··· MATERIAL FOR THE TASK ···
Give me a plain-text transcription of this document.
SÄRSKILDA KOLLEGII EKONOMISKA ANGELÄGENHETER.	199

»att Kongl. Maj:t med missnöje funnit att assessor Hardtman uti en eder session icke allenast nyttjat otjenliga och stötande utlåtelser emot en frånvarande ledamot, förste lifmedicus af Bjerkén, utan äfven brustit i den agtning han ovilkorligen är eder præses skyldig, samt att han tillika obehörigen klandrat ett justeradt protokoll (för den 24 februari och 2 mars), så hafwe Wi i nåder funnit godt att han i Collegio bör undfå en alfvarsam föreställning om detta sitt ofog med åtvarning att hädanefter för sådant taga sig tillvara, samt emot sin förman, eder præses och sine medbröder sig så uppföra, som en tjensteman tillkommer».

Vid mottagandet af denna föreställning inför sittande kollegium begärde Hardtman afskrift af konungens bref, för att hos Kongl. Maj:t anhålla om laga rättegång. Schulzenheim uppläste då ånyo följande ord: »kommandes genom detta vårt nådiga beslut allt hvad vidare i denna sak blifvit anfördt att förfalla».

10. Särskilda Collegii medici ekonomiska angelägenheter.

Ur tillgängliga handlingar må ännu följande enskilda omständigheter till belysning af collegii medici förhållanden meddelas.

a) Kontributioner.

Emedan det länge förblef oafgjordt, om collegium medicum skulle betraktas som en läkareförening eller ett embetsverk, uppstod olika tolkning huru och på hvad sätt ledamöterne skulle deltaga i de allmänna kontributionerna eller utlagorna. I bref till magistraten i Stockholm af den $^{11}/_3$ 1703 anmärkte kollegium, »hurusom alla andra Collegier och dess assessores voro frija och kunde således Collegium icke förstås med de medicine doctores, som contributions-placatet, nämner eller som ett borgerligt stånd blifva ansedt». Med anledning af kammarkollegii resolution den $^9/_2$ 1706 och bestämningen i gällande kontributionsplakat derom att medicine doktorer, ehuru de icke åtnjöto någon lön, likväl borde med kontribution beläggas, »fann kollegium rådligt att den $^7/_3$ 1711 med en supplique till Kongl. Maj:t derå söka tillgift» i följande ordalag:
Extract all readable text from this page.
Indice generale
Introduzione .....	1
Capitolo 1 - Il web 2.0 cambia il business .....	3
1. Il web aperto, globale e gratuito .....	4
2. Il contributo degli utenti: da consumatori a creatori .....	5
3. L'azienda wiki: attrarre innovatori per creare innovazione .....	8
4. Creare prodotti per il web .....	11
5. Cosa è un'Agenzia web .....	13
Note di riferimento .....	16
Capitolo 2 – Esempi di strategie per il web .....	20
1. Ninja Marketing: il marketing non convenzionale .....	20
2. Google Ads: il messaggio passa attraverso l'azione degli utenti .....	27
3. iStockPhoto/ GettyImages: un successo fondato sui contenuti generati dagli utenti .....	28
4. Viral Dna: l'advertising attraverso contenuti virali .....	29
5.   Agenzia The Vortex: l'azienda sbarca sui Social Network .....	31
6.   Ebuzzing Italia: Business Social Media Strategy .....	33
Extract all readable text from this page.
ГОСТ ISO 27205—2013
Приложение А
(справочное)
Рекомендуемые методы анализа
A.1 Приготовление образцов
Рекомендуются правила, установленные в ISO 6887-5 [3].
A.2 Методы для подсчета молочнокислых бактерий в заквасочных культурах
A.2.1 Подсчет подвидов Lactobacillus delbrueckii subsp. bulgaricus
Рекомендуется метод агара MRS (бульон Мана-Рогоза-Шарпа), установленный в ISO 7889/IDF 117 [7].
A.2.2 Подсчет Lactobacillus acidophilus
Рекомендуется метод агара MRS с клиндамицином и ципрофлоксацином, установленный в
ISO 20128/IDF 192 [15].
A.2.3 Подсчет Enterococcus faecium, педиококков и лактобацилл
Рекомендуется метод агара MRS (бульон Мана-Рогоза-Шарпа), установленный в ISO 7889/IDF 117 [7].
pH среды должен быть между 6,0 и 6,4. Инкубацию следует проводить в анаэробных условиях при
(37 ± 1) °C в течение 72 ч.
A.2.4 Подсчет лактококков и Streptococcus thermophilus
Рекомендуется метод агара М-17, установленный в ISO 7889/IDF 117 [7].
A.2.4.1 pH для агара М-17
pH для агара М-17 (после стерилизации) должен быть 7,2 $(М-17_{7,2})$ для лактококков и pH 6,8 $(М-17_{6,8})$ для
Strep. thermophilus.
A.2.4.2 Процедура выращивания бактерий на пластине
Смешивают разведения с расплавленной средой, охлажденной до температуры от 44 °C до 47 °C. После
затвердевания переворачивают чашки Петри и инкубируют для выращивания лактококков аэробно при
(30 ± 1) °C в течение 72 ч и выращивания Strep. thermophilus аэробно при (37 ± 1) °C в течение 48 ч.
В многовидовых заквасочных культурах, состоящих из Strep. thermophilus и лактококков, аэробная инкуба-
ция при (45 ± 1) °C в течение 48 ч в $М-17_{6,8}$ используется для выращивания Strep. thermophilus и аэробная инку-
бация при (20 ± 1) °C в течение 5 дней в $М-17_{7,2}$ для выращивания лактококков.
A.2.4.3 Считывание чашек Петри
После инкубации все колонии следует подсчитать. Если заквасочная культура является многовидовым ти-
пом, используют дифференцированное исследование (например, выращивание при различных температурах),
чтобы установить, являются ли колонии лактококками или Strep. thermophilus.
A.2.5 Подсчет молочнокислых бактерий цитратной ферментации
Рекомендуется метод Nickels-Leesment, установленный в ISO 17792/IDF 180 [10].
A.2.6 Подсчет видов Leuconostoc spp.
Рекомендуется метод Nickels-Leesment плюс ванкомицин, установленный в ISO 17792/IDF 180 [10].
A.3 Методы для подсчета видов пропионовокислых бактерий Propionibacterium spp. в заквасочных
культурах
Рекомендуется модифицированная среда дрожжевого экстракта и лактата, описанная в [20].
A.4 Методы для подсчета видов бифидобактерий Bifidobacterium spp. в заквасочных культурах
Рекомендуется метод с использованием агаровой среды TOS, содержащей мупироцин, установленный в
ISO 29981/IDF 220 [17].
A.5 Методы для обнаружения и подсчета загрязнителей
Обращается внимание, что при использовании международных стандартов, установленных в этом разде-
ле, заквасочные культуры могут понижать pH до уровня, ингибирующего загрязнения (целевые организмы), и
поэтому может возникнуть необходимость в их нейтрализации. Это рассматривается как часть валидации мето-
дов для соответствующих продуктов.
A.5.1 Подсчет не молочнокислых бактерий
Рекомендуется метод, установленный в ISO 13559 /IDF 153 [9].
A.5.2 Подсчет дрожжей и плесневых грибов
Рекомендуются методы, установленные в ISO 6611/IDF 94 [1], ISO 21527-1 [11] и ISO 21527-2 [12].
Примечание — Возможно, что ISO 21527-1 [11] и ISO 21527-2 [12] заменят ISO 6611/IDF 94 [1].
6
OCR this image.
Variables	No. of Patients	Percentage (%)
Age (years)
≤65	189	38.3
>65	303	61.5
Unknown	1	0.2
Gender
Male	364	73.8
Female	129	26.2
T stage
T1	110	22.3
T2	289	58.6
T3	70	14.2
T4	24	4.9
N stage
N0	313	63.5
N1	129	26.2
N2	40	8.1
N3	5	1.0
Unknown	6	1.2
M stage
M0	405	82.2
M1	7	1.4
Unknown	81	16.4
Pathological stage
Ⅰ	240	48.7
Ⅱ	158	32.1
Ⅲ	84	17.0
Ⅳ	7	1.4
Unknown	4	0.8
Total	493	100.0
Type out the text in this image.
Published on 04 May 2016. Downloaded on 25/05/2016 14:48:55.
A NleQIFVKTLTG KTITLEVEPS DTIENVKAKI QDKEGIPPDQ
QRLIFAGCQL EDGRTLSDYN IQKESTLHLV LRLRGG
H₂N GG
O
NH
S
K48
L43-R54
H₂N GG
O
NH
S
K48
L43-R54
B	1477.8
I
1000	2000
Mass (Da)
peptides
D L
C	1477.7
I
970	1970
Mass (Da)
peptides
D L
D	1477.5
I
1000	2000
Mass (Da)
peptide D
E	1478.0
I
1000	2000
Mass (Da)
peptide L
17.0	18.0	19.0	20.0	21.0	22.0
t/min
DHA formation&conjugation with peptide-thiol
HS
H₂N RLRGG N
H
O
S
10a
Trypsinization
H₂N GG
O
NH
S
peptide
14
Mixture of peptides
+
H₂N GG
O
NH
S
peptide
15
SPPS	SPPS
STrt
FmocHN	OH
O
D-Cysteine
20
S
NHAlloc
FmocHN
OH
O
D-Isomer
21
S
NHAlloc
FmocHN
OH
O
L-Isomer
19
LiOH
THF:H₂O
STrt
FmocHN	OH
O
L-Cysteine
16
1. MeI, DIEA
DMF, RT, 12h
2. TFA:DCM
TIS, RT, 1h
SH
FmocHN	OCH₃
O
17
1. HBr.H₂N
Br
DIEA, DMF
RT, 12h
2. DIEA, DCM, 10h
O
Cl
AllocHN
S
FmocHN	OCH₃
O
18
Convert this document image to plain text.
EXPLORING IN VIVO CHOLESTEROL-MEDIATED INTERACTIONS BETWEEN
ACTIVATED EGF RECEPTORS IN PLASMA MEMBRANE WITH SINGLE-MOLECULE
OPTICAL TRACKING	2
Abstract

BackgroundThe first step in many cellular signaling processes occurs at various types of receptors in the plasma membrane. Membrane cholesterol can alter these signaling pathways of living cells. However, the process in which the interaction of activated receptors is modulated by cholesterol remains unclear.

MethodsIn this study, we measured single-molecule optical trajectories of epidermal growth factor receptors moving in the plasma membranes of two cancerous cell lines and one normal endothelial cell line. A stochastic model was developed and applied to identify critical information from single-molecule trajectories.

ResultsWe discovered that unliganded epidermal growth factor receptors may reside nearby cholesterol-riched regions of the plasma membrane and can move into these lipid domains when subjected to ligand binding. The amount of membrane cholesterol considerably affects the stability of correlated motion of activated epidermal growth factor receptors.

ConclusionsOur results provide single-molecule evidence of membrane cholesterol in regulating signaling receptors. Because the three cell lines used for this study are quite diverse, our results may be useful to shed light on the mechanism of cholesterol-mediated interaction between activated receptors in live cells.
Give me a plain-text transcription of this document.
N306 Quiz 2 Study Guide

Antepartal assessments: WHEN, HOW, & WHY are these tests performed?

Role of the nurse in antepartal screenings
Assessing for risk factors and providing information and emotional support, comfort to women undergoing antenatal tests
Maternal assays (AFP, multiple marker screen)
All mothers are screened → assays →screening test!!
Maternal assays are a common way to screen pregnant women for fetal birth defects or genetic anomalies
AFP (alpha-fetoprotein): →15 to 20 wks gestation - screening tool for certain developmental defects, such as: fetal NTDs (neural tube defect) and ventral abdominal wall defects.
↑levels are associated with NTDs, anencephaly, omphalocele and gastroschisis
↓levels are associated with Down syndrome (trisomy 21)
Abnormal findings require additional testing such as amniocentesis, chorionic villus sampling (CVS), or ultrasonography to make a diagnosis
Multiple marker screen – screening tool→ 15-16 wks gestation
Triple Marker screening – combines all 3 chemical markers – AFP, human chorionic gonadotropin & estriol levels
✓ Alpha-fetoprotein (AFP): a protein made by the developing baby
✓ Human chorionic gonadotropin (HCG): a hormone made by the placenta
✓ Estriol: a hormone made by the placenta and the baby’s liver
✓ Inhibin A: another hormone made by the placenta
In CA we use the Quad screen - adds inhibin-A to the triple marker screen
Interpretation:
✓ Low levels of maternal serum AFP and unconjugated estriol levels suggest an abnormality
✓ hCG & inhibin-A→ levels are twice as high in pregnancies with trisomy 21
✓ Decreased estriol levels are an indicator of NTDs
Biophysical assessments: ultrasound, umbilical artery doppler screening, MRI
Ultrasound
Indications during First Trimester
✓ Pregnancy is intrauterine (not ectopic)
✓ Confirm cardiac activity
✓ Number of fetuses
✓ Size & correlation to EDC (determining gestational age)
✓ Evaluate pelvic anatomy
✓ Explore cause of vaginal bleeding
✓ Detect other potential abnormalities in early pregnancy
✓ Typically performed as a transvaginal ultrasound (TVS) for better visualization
···
**TASK STATEMENT**
Going through the entries above, tally each line that has the word "Петри". Answer with the number only.

**PROBLEM SOLUTION**
2